Copy out the listing exactly.
--- begin ---
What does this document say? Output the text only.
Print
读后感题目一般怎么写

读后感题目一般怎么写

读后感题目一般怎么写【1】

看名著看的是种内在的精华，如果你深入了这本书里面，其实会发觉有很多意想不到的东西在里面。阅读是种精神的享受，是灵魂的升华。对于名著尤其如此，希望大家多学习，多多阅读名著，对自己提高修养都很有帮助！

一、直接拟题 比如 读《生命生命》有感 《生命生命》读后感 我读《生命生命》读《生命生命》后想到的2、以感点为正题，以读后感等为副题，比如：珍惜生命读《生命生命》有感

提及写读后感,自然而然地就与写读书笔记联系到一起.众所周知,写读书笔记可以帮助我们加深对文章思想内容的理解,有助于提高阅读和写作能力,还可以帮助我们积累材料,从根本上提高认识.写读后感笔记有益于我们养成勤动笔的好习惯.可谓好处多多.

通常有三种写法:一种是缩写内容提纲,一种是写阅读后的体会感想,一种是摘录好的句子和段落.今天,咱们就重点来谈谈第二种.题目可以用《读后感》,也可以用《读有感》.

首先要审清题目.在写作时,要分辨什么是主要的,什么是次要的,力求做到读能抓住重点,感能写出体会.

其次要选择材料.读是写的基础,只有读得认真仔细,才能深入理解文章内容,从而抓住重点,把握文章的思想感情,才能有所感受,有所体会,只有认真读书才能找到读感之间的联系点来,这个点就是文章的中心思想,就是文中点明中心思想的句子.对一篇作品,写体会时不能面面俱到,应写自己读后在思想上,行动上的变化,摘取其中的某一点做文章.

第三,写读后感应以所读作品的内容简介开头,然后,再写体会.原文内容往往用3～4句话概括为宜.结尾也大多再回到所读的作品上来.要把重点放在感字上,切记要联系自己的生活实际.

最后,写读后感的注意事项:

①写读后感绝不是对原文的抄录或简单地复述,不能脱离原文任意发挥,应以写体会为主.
--- end ---
* Response to the task:
What does this document say? Output the text only.
Print
读后感题目一般怎么写

读后感题目一般怎么写

读后感题目一般怎么写【1】

看名著看的是种内在的精华，如果你深入了这本书里面，其实会发觉有很多意想不到的东西在里面。阅读是种精神的享受，是灵魂的升华。对于名著尤其如此，希望大家多学习，多多阅读名著，对自己提高修养都很有帮助！

一、直接拟题 比如 读《生命生命》有感 《生命生命》读后感 我读《生命生命》读《生命生命》后想到的2、以感点为正题，以读后感等为副题，比如：珍惜生命读《生命生命》有感

提及写读后感,自然而然地就与写读书笔记联系到一起.众所周知,写读书笔记可以帮助我们加深对文章思想内容的理解,有助于提高阅读和写作能力,还可以帮助我们积累材料,从根本上提高认识.写读后感笔记有益于我们养成勤动笔的好习惯.可谓好处多多.

通常有三种写法:一种是缩写内容提纲,一种是写阅读后的体会感想,一种是摘录好的句子和段落.今天,咱们就重点来谈谈第二种.题目可以用《读后感》,也可以用《读有感》.

首先要审清题目.在写作时,要分辨什么是主要的,什么是次要的,力求做到读能抓住重点,感能写出体会.

其次要选择材料.读是写的基础,只有读得认真仔细,才能深入理解文章内容,从而抓住重点,把握文章的思想感情,才能有所感受,有所体会,只有认真读书才能找到读感之间的联系点来,这个点就是文章的中心思想,就是文中点明中心思想的句子.对一篇作品,写体会时不能面面俱到,应写自己读后在思想上,行动上的变化,摘取其中的某一点做文章.

第三,写读后感应以所读作品的内容简介开头,然后,再写体会.原文内容往往用3～4句话概括为宜.结尾也大多再回到所读的作品上来.要把重点放在感字上,切记要联系自己的生活实际.

最后,写读后感的注意事项:

①写读后感绝不是对原文的抄录或简单地复述,不能脱离原文任意发挥,应以写体会为主.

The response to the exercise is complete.